◆ EXERCISE DIRECTIONS: Output the data exactly, with every line intact.

◆ DATA:
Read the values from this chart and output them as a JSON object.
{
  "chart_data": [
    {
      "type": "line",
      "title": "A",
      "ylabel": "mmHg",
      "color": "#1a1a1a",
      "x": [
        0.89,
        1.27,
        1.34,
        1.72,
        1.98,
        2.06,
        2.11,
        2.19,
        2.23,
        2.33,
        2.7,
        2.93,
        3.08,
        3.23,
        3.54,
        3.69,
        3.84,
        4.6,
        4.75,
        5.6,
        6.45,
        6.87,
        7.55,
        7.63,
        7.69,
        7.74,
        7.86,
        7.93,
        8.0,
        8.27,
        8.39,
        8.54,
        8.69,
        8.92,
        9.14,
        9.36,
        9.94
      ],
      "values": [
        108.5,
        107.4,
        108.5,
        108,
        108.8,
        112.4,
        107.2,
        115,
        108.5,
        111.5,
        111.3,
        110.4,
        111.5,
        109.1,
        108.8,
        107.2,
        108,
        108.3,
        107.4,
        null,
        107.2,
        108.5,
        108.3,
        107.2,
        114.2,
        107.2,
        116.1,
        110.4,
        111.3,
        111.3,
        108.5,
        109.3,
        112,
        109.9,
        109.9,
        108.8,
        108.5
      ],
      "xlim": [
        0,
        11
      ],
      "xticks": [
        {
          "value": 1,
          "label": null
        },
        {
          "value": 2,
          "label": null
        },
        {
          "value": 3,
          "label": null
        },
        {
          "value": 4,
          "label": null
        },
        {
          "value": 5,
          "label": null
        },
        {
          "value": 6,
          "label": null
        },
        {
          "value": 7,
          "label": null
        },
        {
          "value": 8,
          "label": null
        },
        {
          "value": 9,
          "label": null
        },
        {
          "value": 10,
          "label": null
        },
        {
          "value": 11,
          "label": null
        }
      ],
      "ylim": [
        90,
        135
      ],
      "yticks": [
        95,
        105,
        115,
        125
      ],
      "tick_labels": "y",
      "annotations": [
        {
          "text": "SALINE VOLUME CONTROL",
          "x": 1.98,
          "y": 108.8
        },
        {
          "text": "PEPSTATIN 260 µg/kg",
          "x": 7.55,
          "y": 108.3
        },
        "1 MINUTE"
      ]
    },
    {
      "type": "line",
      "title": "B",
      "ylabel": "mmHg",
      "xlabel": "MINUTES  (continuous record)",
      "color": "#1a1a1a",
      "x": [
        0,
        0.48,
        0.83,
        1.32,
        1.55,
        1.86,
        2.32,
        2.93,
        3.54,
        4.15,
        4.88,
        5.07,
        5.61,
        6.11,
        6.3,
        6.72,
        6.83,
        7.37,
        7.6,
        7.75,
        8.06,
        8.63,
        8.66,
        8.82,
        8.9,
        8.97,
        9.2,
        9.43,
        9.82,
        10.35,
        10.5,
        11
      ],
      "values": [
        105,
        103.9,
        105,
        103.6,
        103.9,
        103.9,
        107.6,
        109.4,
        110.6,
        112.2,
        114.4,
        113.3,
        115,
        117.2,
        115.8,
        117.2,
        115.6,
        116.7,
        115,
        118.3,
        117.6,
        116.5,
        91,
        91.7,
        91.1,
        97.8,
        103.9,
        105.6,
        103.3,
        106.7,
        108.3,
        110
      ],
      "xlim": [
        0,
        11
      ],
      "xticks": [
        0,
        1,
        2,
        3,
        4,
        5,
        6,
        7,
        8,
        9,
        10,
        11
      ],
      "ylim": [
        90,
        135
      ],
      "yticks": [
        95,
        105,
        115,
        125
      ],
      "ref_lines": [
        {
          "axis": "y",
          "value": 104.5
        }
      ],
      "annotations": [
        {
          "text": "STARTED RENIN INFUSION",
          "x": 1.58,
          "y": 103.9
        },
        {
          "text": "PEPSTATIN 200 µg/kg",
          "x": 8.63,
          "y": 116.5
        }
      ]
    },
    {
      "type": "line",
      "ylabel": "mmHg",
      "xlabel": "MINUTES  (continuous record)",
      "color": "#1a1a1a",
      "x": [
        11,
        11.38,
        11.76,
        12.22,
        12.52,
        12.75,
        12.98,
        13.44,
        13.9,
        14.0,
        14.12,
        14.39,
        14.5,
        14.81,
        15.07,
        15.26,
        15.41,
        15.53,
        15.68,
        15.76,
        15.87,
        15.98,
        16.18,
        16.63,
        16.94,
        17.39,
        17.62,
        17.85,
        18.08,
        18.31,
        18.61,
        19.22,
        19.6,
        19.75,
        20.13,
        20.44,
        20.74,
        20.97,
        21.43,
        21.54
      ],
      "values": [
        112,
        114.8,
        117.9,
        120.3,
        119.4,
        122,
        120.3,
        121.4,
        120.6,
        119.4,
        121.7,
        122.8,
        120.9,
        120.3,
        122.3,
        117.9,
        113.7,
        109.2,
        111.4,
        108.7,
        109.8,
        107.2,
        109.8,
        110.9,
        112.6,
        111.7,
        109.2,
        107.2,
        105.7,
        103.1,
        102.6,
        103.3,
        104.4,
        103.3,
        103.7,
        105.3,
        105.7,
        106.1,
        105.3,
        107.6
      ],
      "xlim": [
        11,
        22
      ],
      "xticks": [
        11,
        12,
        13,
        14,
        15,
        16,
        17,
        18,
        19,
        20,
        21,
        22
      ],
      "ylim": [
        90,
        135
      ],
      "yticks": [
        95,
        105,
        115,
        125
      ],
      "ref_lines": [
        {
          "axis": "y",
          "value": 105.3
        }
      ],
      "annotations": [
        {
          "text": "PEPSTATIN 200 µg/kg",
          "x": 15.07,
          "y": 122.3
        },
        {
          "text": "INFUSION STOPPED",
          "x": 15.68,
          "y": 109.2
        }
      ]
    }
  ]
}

◆ RESULT BELOW:
Read the values from this chart and output them as a JSON object.
{
  "chart_data": [
    {
      "type": "line",
      "title": "A",
      "ylabel": "mmHg",
      "color": "#1a1a1a",
      "x": [
        0.89,
        1.27,
        1.34,
        1.72,
        1.98,
        2.06,
        2.11,
        2.19,
        2.23,
        2.33,
        2.7,
        2.93,
        3.08,
        3.23,
        3.54,
        3.69,
        3.84,
        4.6,
        4.75,
        5.6,
        6.45,
        6.87,
        7.55,
        7.63,
        7.69,
        7.74,
        7.86,
        7.93,
        8.0,
        8.27,
        8.39,
        8.54,
        8.69,
        8.92,
        9.14,
        9.36,
        9.94
      ],
      "values": [
        108.5,
        107.4,
        108.5,
        108,
        108.8,
        112.4,
        107.2,
        115,
        108.5,
        111.5,
        111.3,
        110.4,
        111.5,
        109.1,
        108.8,
        107.2,
        108,
        108.3,
        107.4,
        null,
        107.2,
        108.5,
        108.3,
        107.2,
        114.2,
        107.2,
        116.1,
        110.4,
        111.3,
        111.3,
        108.5,
        109.3,
        112,
        109.9,
        109.9,
        108.8,
        108.5
      ],
      "xlim": [
        0,
        11
      ],
      "xticks": [
        {
          "value": 1,
          "label": null
        },
        {
          "value": 2,
          "label": null
        },
        {
          "value": 3,
          "label": null
        },
        {
          "value": 4,
          "label": null
        },
        {
          "value": 5,
          "label": null
        },
        {
          "value": 6,
          "label": null
        },
        {
          "value": 7,
          "label": null
        },
        {
          "value": 8,
          "label": null
        },
        {
          "value": 9,
          "label": null
        },
        {
          "value": 10,
          "label": null
        },
        {
          "value": 11,
          "label": null
        }
      ],
      "ylim": [
        90,
        135
      ],
      "yticks": [
        95,
        105,
        115,
        125
      ],
      "tick_labels": "y",
      "annotations": [
        {
          "text": "SALINE VOLUME CONTROL",
          "x": 1.98,
          "y": 108.8
        },
        {
          "text": "PEPSTATIN 260 µg/kg",
          "x": 7.55,
          "y": 108.3
        },
        "1 MINUTE"
      ]
    },
    {
      "type": "line",
      "title": "B",
      "ylabel": "mmHg",
      "xlabel": "MINUTES  (continuous record)",
      "color": "#1a1a1a",
      "x": [
        0,
        0.48,
        0.83,
        1.32,
        1.55,
        1.86,
        2.32,
        2.93,
        3.54,
        4.15,
        4.88,
        5.07,
        5.61,
        6.11,
        6.3,
        6.72,
        6.83,
        7.37,
        7.6,
        7.75,
        8.06,
        8.63,
        8.66,
        8.82,
        8.9,
        8.97,
        9.2,
        9.43,
        9.82,
        10.35,
        10.5,
        11
      ],
      "values": [
        105,
        103.9,
        105,
        103.6,
        103.9,
        103.9,
        107.6,
        109.4,
        110.6,
        112.2,
        114.4,
        113.3,
        115,
        117.2,
        115.8,
        117.2,
        115.6,
        116.7,
        115,
        118.3,
        117.6,
        116.5,
        91,
        91.7,
        91.1,
        97.8,
        103.9,
        105.6,
        103.3,
        106.7,
        108.3,
        110
      ],
      "xlim": [
        0,
        11
      ],
      "xticks": [
        0,
        1,
        2,
        3,
        4,
        5,
        6,
        7,
        8,
        9,
        10,
        11
      ],
      "ylim": [
        90,
        135
      ],
      "yticks": [
        95,
        105,
        115,
        125
      ],
      "ref_lines": [
        {
          "axis": "y",
          "value": 104.5
        }
      ],
      "annotations": [
        {
          "text": "STARTED RENIN INFUSION",
          "x": 1.58,
          "y": 103.9
        },
        {
          "text": "PEPSTATIN 200 µg/kg",
          "x": 8.63,
          "y": 116.5
        }
      ]
    },
    {
      "type": "line",
      "ylabel": "mmHg",
      "xlabel": "MINUTES  (continuous record)",
      "color": "#1a1a1a",
      "x": [
        11,
        11.38,
        11.76,
        12.22,
        12.52,
        12.75,
        12.98,
        13.44,
        13.9,
        14.0,
        14.12,
        14.39,
        14.5,
        14.81,
        15.07,
        15.26,
        15.41,
        15.53,
        15.68,
        15.76,
        15.87,
        15.98,
        16.18,
        16.63,
        16.94,
        17.39,
        17.62,
        17.85,
        18.08,
        18.31,
        18.61,
        19.22,
        19.6,
        19.75,
        20.13,
        20.44,
        20.74,
        20.97,
        21.43,
        21.54
      ],
      "values": [
        112,
        114.8,
        117.9,
        120.3,
        119.4,
        122,
        120.3,
        121.4,
        120.6,
        119.4,
        121.7,
        122.8,
        120.9,
        120.3,
        122.3,
        117.9,
        113.7,
        109.2,
        111.4,
        108.7,
        109.8,
        107.2,
        109.8,
        110.9,
        112.6,
        111.7,
        109.2,
        107.2,
        105.7,
        103.1,
        102.6,
        103.3,
        104.4,
        103.3,
        103.7,
        105.3,
        105.7,
        106.1,
        105.3,
        107.6
      ],
      "xlim": [
        11,
        22
      ],
      "xticks": [
        11,
        12,
        13,
        14,
        15,
        16,
        17,
        18,
        19,
        20,
        21,
        22
      ],
      "ylim": [
        90,
        135
      ],
      "yticks": [
        95,
        105,
        115,
        125
      ],
      "ref_lines": [
        {
          "axis": "y",
          "value": 105.3
        }
      ],
      "annotations": [
        {
          "text": "PEPSTATIN 200 µg/kg",
          "x": 15.07,
          "y": 122.3
        },
        {
          "text": "INFUSION STOPPED",
          "x": 15.68,
          "y": 109.2
        }
      ]
    }
  ]
}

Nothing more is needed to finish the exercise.